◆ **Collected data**
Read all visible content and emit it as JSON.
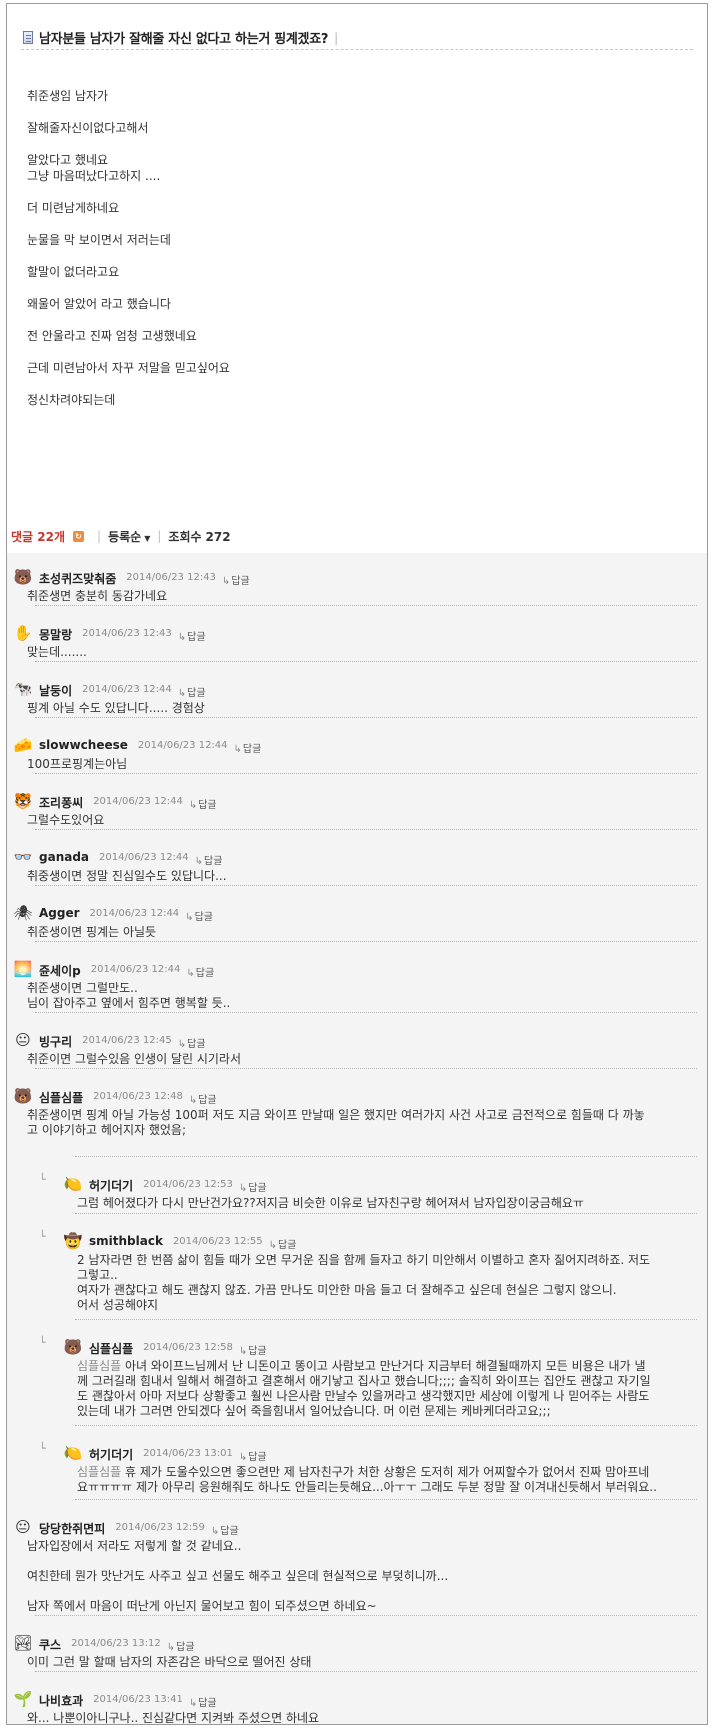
{
  "post": {
    "title": "남자분들 남자가 잘해줄 자신 없다고 하는거 핑계겠죠?",
    "title_separator": "|",
    "body": [
      "취준생임 남자가",
      "잘해줄자신이없다고해서",
      "알았다고 했네요",
      "그냥 마음떠났다고하지 ....",
      "더 미련남게하네요",
      "눈물을 막 보이면서 저러는데",
      "할말이 없더라고요",
      "왜울어 알았어 라고 했습니다",
      "전 안울라고 진짜 엄청 고생했네요",
      "근데 미련남아서 자꾸 저말을 믿고싶어요",
      "정신차려야되는데"
    ]
  },
  "comment_bar": {
    "comments_label": "댓글",
    "comments_count": "22개",
    "sort_label": "등록순",
    "sort_caret": "▼",
    "views_label": "조회수",
    "views_count": "272",
    "separator": "|"
  },
  "reply_label": "답글",
  "reply_arrow": "↳",
  "indent_mark": "└",
  "comments": [
    {
      "nick": "초성퀴즈맞춰줌",
      "date": "2014/06/23 12:43",
      "lines": [
        "취준생면 충분히 동감가네요"
      ],
      "avatar_icon": "bear-icon",
      "avatar_glyph": "🐻"
    },
    {
      "nick": "몽말랑",
      "date": "2014/06/23 12:43",
      "lines": [
        "맞는데......."
      ],
      "avatar_icon": "hand-icon",
      "avatar_glyph": "✋"
    },
    {
      "nick": "날둥이",
      "date": "2014/06/23 12:44",
      "lines": [
        "핑계 아닐 수도 있답니다..... 경험상"
      ],
      "avatar_icon": "cow-icon",
      "avatar_glyph": "🐄"
    },
    {
      "nick": "slowwcheese",
      "date": "2014/06/23 12:44",
      "lines": [
        "100프로핑계는아님"
      ],
      "avatar_icon": "cheese-icon",
      "avatar_glyph": "🧀"
    },
    {
      "nick": "조리퐁씨",
      "date": "2014/06/23 12:44",
      "lines": [
        "그럴수도있어요"
      ],
      "avatar_icon": "tiger-icon",
      "avatar_glyph": "🐯"
    },
    {
      "nick": "ganada",
      "date": "2014/06/23 12:44",
      "lines": [
        "취중생이면 정말 진심일수도 있답니다..."
      ],
      "avatar_icon": "glasses-icon",
      "avatar_glyph": "👓"
    },
    {
      "nick": "Agger",
      "date": "2014/06/23 12:44",
      "lines": [
        "취준생이면 핑계는 아닐듯"
      ],
      "avatar_icon": "spider-icon",
      "avatar_glyph": "🕷"
    },
    {
      "nick": "쥰세이p",
      "date": "2014/06/23 12:44",
      "lines": [
        "취준생이면 그럴만도..",
        "님이 잡아주고 옆에서 힘주면 행복할 듯.."
      ],
      "avatar_icon": "sunset-icon",
      "avatar_glyph": "🌅"
    },
    {
      "nick": "빙구리",
      "date": "2014/06/23 12:45",
      "lines": [
        "취준이면 그럴수있음 인생이 달린 시기라서"
      ],
      "avatar_icon": "face-icon",
      "avatar_glyph": "😐"
    },
    {
      "nick": "심플심플",
      "date": "2014/06/23 12:48",
      "lines": [
        "취준생이면 핑계 아닐 가능성 100퍼 저도 지금 와이프 만날때 일은 했지만 여러가지 사건 사고로 금전적으로 힘들때 다 까놓",
        "고 이야기하고 헤어지자 했었음;"
      ],
      "avatar_icon": "bear-face-icon",
      "avatar_glyph": "🐻"
    },
    {
      "nick": "허기더기",
      "date": "2014/06/23 12:53",
      "lines": [
        "그럼 헤어졌다가 다시 만난건가요??저지금 비슷한 이유로 남자친구랑 헤어져서 남자입장이궁금해요ㅠ"
      ],
      "avatar_icon": "lemon-icon",
      "avatar_glyph": "🍋",
      "nested": true
    },
    {
      "nick": "smithblack",
      "date": "2014/06/23 12:55",
      "lines": [
        "2 남자라면 한 번쯤 삶이 힘들 때가 오면 무거운 짐을 함께 들자고 하기 미안해서 이별하고 혼자 짊어지려하죠. 저도",
        "그렇고..",
        "여자가 괜찮다고 해도 괜찮지 않죠. 가끔 만나도 미안한 마음 들고 더 잘해주고 싶은데 현실은 그렇지 않으니.",
        "어서 성공해야지"
      ],
      "avatar_icon": "cowboy-icon",
      "avatar_glyph": "🤠",
      "nested": true
    },
    {
      "nick": "심플심플",
      "date": "2014/06/23 12:58",
      "mention": "심플심플",
      "lines": [
        "아녀 와이프느님께서 난 니돈이고 똥이고 사람보고 만난거다 지금부터 해결될때까지 모든 비용은 내가 낼",
        "께 그러길래 힘내서 일해서 해결하고 결혼해서 애기낳고 집사고 했습니다;;;; 솔직히 와이프는 집안도 괜찮고 자기일",
        "도 괜찮아서 아마 저보다 상황좋고 훨씬 나은사람 만날수 있을꺼라고 생각했지만 세상에 이렇게 나 믿어주는 사람도",
        "있는데 내가 그러면 안되겠다 싶어 죽을힘내서 일어났습니다. 머 이런 문제는 케바케더라고요;;;"
      ],
      "avatar_icon": "bear-face-icon",
      "avatar_glyph": "🐻",
      "nested": true
    },
    {
      "nick": "허기더기",
      "date": "2014/06/23 13:01",
      "mention": "심플심플",
      "lines": [
        "휴 제가 도울수있으면 좋으련만 제 남자친구가 처한 상황은 도저히 제가 어찌할수가 없어서 진짜 맘아프네",
        "요ㅠㅠㅠㅠ 제가 아무리 응원해줘도 하나도 안들리는듯해요...아ㅜㅜ 그래도 두분 정말 잘 이겨내신듯해서 부러워요.."
      ],
      "avatar_icon": "lemon-icon",
      "avatar_glyph": "🍋",
      "nested": true
    },
    {
      "nick": "당당한쥐면피",
      "date": "2014/06/23 12:59",
      "lines": [
        "남자입장에서 저라도 저렇게 할 것 같네요..",
        "",
        "여친한테 뭔가 맛난거도 사주고 싶고 선물도 해주고 싶은데 현실적으로 부덪히니까...",
        "",
        "남자 쪽에서 마음이 떠난게 아닌지 물어보고 힘이 되주셨으면 하네요~"
      ],
      "avatar_icon": "face-icon",
      "avatar_glyph": "😐"
    },
    {
      "nick": "쿠스",
      "date": "2014/06/23 13:12",
      "lines": [
        "이미 그런 말 할때 남자의 자존감은 바닥으로 떨어진 상태"
      ],
      "avatar_icon": "sky-icon",
      "avatar_glyph": "🏞"
    },
    {
      "nick": "나비효과",
      "date": "2014/06/23 13:41",
      "lines": [
        "와... 나뿐이아니구나.. 진심같다면 지켜봐 주셨으면 하네요"
      ],
      "avatar_icon": "plant-icon",
      "avatar_glyph": "🌱"
    }
  ]
}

◆ **DESCRIPTION OF THE TASK**
Repeat the data exactly, excluding the pictures.

◆ **SOLUTION TO THIS EXERCISE**
Read all visible content and emit it as JSON.
{
  "post": {
    "title": "남자분들 남자가 잘해줄 자신 없다고 하는거 핑계겠죠?",
    "title_separator": "|",
    "body": [
      "취준생임 남자가",
      "잘해줄자신이없다고해서",
      "알았다고 했네요",
      "그냥 마음떠났다고하지 ....",
      "더 미련남게하네요",
      "눈물을 막 보이면서 저러는데",
      "할말이 없더라고요",
      "왜울어 알았어 라고 했습니다",
      "전 안울라고 진짜 엄청 고생했네요",
      "근데 미련남아서 자꾸 저말을 믿고싶어요",
      "정신차려야되는데"
    ]
  },
  "comment_bar": {
    "comments_label": "댓글",
    "comments_count": "22개",
    "sort_label": "등록순",
    "sort_caret": "▼",
    "views_label": "조회수",
    "views_count": "272",
    "separator": "|"
  },
  "reply_label": "답글",
  "reply_arrow": "↳",
  "indent_mark": "└",
  "comments": [
    {
      "nick": "초성퀴즈맞춰줌",
      "date": "2014/06/23 12:43",
      "lines": [
        "취준생면 충분히 동감가네요"
      ],
      "avatar_icon": "bear-icon",
      "avatar_glyph": "🐻"
    },
    {
      "nick": "몽말랑",
      "date": "2014/06/23 12:43",
      "lines": [
        "맞는데......."
      ],
      "avatar_icon": "hand-icon",
      "avatar_glyph": "✋"
    },
    {
      "nick": "날둥이",
      "date": "2014/06/23 12:44",
      "lines": [
        "핑계 아닐 수도 있답니다..... 경험상"
      ],
      "avatar_icon": "cow-icon",
      "avatar_glyph": "🐄"
    },
    {
      "nick": "slowwcheese",
      "date": "2014/06/23 12:44",
      "lines": [
        "100프로핑계는아님"
      ],
      "avatar_icon": "cheese-icon",
      "avatar_glyph": "🧀"
    },
    {
      "nick": "조리퐁씨",
      "date": "2014/06/23 12:44",
      "lines": [
        "그럴수도있어요"
      ],
      "avatar_icon": "tiger-icon",
      "avatar_glyph": "🐯"
    },
    {
      "nick": "ganada",
      "date": "2014/06/23 12:44",
      "lines": [
        "취중생이면 정말 진심일수도 있답니다..."
      ],
      "avatar_icon": "glasses-icon",
      "avatar_glyph": "👓"
    },
    {
      "nick": "Agger",
      "date": "2014/06/23 12:44",
      "lines": [
        "취준생이면 핑계는 아닐듯"
      ],
      "avatar_icon": "spider-icon",
      "avatar_glyph": "🕷"
    },
    {
      "nick": "쥰세이p",
      "date": "2014/06/23 12:44",
      "lines": [
        "취준생이면 그럴만도..",
        "님이 잡아주고 옆에서 힘주면 행복할 듯.."
      ],
      "avatar_icon": "sunset-icon",
      "avatar_glyph": "🌅"
    },
    {
      "nick": "빙구리",
      "date": "2014/06/23 12:45",
      "lines": [
        "취준이면 그럴수있음 인생이 달린 시기라서"
      ],
      "avatar_icon": "face-icon",
      "avatar_glyph": "😐"
    },
    {
      "nick": "심플심플",
      "date": "2014/06/23 12:48",
      "lines": [
        "취준생이면 핑계 아닐 가능성 100퍼 저도 지금 와이프 만날때 일은 했지만 여러가지 사건 사고로 금전적으로 힘들때 다 까놓",
        "고 이야기하고 헤어지자 했었음;"
      ],
      "avatar_icon": "bear-face-icon",
      "avatar_glyph": "🐻"
    },
    {
      "nick": "허기더기",
      "date": "2014/06/23 12:53",
      "lines": [
        "그럼 헤어졌다가 다시 만난건가요??저지금 비슷한 이유로 남자친구랑 헤어져서 남자입장이궁금해요ㅠ"
      ],
      "avatar_icon": "lemon-icon",
      "avatar_glyph": "🍋",
      "nested": true
    },
    {
      "nick": "smithblack",
      "date": "2014/06/23 12:55",
      "lines": [
        "2 남자라면 한 번쯤 삶이 힘들 때가 오면 무거운 짐을 함께 들자고 하기 미안해서 이별하고 혼자 짊어지려하죠. 저도",
        "그렇고..",
        "여자가 괜찮다고 해도 괜찮지 않죠. 가끔 만나도 미안한 마음 들고 더 잘해주고 싶은데 현실은 그렇지 않으니.",
        "어서 성공해야지"
      ],
      "avatar_icon": "cowboy-icon",
      "avatar_glyph": "🤠",
      "nested": true
    },
    {
      "nick": "심플심플",
      "date": "2014/06/23 12:58",
      "mention": "심플심플",
      "lines": [
        "아녀 와이프느님께서 난 니돈이고 똥이고 사람보고 만난거다 지금부터 해결될때까지 모든 비용은 내가 낼",
        "께 그러길래 힘내서 일해서 해결하고 결혼해서 애기낳고 집사고 했습니다;;;; 솔직히 와이프는 집안도 괜찮고 자기일",
        "도 괜찮아서 아마 저보다 상황좋고 훨씬 나은사람 만날수 있을꺼라고 생각했지만 세상에 이렇게 나 믿어주는 사람도",
        "있는데 내가 그러면 안되겠다 싶어 죽을힘내서 일어났습니다. 머 이런 문제는 케바케더라고요;;;"
      ],
      "avatar_icon": "bear-face-icon",
      "avatar_glyph": "🐻",
      "nested": true
    },
    {
      "nick": "허기더기",
      "date": "2014/06/23 13:01",
      "mention": "심플심플",
      "lines": [
        "휴 제가 도울수있으면 좋으련만 제 남자친구가 처한 상황은 도저히 제가 어찌할수가 없어서 진짜 맘아프네",
        "요ㅠㅠㅠㅠ 제가 아무리 응원해줘도 하나도 안들리는듯해요...아ㅜㅜ 그래도 두분 정말 잘 이겨내신듯해서 부러워요.."
      ],
      "avatar_icon": "lemon-icon",
      "avatar_glyph": "🍋",
      "nested": true
    },
    {
      "nick": "당당한쥐면피",
      "date": "2014/06/23 12:59",
      "lines": [
        "남자입장에서 저라도 저렇게 할 것 같네요..",
        "",
        "여친한테 뭔가 맛난거도 사주고 싶고 선물도 해주고 싶은데 현실적으로 부덪히니까...",
        "",
        "남자 쪽에서 마음이 떠난게 아닌지 물어보고 힘이 되주셨으면 하네요~"
      ],
      "avatar_icon": "face-icon",
      "avatar_glyph": "😐"
    },
    {
      "nick": "쿠스",
      "date": "2014/06/23 13:12",
      "lines": [
        "이미 그런 말 할때 남자의 자존감은 바닥으로 떨어진 상태"
      ],
      "avatar_icon": "sky-icon",
      "avatar_glyph": "🏞"
    },
    {
      "nick": "나비효과",
      "date": "2014/06/23 13:41",
      "lines": [
        "와... 나뿐이아니구나.. 진심같다면 지켜봐 주셨으면 하네요"
      ],
      "avatar_icon": "plant-icon",
      "avatar_glyph": "🌱"
    }
  ]
}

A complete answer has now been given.